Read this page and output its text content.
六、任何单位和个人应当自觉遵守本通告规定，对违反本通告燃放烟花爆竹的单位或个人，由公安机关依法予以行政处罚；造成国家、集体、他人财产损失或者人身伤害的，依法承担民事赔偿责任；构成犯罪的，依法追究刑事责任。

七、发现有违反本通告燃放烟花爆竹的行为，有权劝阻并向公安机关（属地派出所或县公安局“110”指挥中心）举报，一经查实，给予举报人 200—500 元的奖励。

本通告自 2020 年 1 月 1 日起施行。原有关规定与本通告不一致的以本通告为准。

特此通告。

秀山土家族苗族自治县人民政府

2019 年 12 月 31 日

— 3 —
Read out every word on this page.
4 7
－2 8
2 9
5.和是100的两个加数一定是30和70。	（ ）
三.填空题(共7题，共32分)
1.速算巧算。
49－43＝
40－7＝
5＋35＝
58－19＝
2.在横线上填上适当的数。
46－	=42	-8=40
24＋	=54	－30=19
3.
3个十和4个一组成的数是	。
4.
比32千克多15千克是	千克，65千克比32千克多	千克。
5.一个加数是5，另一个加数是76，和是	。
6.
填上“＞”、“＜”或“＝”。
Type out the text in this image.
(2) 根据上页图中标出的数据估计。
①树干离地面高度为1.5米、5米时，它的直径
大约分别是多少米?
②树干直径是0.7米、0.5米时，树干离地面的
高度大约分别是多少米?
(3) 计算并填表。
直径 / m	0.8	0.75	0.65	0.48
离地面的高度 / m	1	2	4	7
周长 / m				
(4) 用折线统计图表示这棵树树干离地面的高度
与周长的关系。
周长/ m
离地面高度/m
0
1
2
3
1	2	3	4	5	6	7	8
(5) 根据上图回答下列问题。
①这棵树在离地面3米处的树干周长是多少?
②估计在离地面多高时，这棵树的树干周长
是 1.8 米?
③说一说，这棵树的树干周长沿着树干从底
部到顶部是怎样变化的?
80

==========

TASK STATEMENT >>
Write out the complete set of records exactly as given.

EXERCISE OUTPUT >>
Read this page and output its text content.
六、任何单位和个人应当自觉遵守本通告规定，对违反本通告燃放烟花爆竹的单位或个人，由公安机关依法予以行政处罚；造成国家、集体、他人财产损失或者人身伤害的，依法承担民事赔偿责任；构成犯罪的，依法追究刑事责任。

七、发现有违反本通告燃放烟花爆竹的行为，有权劝阻并向公安机关（属地派出所或县公安局“110”指挥中心）举报，一经查实，给予举报人 200—500 元的奖励。

本通告自 2020 年 1 月 1 日起施行。原有关规定与本通告不一致的以本通告为准。

特此通告。

秀山土家族苗族自治县人民政府

2019 年 12 月 31 日

— 3 —
Read out every word on this page.
4 7
－2 8
2 9
5.和是100的两个加数一定是30和70。	（ ）
三.填空题(共7题，共32分)
1.速算巧算。
49－43＝
40－7＝
5＋35＝
58－19＝
2.在横线上填上适当的数。
46－	=42	-8=40
24＋	=54	－30=19
3.
3个十和4个一组成的数是	。
4.
比32千克多15千克是	千克，65千克比32千克多	千克。
5.一个加数是5，另一个加数是76，和是	。
6.
填上“＞”、“＜”或“＝”。
Type out the text in this image.
(2) 根据上页图中标出的数据估计。
①树干离地面高度为1.5米、5米时，它的直径
大约分别是多少米?
②树干直径是0.7米、0.5米时，树干离地面的
高度大约分别是多少米?
(3) 计算并填表。
直径 / m	0.8	0.75	0.65	0.48
离地面的高度 / m	1	2	4	7
周长 / m				
(4) 用折线统计图表示这棵树树干离地面的高度
与周长的关系。
周长/ m
离地面高度/m
0
1
2
3
1	2	3	4	5	6	7	8
(5) 根据上图回答下列问题。
①这棵树在离地面3米处的树干周长是多少?
②估计在离地面多高时，这棵树的树干周长
是 1.8 米?
③说一说，这棵树的树干周长沿着树干从底
部到顶部是怎样变化的?
80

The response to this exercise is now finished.